Gather all lines in the entries below that include the word "Transmission".

╭─ DATA EXTRACT

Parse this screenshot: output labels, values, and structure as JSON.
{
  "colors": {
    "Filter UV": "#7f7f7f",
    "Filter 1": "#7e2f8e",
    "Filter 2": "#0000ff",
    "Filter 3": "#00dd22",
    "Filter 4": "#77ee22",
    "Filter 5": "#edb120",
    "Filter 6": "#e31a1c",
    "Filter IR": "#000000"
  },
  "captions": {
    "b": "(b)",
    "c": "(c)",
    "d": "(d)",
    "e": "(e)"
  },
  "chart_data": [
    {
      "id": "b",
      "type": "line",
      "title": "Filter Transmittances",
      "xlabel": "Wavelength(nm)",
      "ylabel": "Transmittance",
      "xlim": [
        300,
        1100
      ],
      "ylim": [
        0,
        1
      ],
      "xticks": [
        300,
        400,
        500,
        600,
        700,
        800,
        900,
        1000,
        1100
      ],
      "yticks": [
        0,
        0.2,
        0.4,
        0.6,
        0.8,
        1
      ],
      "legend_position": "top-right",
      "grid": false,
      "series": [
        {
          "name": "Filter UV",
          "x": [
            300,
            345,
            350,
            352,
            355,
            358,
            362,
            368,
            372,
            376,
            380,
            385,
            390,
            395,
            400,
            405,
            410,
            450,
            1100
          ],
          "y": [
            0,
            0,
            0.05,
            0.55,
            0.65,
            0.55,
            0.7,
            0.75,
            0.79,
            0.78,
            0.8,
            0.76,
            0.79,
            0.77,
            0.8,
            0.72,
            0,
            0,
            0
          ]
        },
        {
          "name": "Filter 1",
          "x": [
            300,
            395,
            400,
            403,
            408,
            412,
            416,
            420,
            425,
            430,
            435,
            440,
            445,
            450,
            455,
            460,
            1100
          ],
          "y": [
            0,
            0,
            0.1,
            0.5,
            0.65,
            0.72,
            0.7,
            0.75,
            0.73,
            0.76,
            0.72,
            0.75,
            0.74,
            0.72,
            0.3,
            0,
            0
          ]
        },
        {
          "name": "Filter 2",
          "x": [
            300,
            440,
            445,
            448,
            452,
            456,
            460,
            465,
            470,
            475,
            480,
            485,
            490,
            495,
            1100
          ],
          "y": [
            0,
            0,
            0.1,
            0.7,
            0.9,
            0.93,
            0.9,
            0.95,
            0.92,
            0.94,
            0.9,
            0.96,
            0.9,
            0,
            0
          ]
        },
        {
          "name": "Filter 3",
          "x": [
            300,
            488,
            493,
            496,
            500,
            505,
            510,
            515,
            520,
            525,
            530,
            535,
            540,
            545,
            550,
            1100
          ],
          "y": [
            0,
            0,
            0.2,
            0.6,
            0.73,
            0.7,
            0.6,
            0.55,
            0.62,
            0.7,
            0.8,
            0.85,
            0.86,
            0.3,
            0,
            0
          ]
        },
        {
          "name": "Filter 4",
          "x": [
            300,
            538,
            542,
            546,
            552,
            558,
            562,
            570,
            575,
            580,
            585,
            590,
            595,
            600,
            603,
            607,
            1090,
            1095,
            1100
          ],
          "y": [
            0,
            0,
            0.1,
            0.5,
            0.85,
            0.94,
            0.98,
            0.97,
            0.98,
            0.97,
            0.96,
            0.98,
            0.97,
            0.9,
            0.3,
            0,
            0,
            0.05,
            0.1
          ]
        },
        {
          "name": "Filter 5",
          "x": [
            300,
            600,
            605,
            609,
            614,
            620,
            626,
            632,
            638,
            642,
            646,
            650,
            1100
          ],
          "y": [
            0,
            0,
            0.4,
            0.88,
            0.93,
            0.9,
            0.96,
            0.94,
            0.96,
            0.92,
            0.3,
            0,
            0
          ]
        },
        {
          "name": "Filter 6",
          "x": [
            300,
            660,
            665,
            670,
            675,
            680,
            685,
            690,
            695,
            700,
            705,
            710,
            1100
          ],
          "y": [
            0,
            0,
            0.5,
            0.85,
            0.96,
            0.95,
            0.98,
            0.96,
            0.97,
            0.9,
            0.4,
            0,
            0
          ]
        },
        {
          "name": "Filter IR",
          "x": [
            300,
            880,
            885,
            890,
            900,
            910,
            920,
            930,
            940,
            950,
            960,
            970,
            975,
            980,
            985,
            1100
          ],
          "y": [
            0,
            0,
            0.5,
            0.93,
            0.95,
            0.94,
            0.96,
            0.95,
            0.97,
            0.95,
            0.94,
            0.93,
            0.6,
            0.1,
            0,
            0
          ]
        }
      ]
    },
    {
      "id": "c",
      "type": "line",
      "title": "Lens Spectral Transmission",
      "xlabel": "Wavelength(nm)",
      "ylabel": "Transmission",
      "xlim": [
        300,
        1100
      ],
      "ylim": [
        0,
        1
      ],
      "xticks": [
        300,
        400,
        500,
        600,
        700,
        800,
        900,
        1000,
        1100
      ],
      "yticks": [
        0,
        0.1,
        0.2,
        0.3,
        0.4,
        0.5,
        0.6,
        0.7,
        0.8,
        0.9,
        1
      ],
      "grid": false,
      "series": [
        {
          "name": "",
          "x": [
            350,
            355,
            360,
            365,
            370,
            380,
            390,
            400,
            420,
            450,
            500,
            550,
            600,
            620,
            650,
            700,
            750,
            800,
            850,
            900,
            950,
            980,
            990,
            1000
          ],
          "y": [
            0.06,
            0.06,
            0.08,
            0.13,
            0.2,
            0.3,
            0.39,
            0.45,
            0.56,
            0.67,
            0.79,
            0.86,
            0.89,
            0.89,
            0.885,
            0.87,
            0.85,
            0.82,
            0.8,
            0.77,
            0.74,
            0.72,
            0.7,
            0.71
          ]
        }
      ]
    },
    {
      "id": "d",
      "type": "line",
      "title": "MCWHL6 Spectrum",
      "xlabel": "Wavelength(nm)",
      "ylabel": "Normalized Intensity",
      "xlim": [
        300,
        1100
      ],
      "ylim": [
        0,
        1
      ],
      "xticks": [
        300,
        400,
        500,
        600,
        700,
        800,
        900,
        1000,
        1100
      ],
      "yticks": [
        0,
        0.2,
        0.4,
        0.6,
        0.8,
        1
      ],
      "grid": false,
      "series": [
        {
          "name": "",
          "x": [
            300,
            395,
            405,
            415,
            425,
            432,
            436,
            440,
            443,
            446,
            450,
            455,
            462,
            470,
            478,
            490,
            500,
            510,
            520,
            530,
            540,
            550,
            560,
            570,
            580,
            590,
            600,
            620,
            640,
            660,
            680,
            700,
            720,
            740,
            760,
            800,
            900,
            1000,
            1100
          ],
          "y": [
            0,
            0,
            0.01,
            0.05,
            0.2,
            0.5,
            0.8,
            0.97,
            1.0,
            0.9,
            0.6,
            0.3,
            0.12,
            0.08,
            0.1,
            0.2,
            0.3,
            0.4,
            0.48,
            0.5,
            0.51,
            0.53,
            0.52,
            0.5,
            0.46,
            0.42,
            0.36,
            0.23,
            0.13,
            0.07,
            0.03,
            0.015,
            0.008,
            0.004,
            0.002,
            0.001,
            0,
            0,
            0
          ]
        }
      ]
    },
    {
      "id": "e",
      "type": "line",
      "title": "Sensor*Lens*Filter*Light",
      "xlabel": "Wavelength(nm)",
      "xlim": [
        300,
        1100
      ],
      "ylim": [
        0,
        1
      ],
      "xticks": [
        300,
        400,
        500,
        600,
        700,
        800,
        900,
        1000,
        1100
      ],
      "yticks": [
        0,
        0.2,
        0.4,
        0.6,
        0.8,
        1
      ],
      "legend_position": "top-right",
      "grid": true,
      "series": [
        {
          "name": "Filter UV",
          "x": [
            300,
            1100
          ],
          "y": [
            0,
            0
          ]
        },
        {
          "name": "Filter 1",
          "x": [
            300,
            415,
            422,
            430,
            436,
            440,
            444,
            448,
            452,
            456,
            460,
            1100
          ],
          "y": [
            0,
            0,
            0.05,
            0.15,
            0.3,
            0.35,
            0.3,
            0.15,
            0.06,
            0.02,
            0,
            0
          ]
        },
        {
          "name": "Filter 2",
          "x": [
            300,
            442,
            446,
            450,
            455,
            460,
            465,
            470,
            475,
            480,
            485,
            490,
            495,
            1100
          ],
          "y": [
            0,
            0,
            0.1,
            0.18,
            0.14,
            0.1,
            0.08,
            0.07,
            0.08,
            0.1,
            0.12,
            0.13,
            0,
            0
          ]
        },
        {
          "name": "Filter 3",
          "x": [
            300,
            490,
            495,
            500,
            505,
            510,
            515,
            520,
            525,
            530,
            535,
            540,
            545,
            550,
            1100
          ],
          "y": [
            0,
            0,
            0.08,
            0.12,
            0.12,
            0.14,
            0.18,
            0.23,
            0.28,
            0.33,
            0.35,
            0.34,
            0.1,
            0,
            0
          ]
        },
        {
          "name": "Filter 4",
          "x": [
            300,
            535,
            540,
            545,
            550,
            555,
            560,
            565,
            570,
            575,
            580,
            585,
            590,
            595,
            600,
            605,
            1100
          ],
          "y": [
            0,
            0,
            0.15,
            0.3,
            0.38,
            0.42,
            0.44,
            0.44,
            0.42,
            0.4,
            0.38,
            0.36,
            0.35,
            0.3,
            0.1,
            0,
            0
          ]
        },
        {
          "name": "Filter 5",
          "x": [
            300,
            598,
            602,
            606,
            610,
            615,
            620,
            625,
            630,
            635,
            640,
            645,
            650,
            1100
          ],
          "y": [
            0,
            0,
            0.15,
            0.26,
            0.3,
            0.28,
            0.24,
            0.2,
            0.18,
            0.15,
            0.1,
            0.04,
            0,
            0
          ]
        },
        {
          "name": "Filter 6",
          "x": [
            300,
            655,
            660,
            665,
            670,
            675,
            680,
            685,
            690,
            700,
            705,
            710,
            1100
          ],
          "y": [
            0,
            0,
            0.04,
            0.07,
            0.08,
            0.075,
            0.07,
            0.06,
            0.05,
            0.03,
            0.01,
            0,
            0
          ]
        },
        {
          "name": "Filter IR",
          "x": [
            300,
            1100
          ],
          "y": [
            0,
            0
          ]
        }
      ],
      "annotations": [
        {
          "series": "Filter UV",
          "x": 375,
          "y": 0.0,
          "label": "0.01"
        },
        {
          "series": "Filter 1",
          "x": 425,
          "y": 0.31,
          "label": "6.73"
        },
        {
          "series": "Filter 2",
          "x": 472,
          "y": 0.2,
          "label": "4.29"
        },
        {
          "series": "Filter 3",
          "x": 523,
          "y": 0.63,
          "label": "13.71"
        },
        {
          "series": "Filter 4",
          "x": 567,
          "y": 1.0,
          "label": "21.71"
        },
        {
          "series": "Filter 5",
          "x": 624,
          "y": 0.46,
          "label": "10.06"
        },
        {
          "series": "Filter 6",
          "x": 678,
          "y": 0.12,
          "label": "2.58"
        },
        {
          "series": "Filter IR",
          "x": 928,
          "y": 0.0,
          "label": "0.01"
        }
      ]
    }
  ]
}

╰─

■ **WRITTEN REPLY**:
      "title": "Lens Spectral Transmission",
      "ylabel": "Transmission",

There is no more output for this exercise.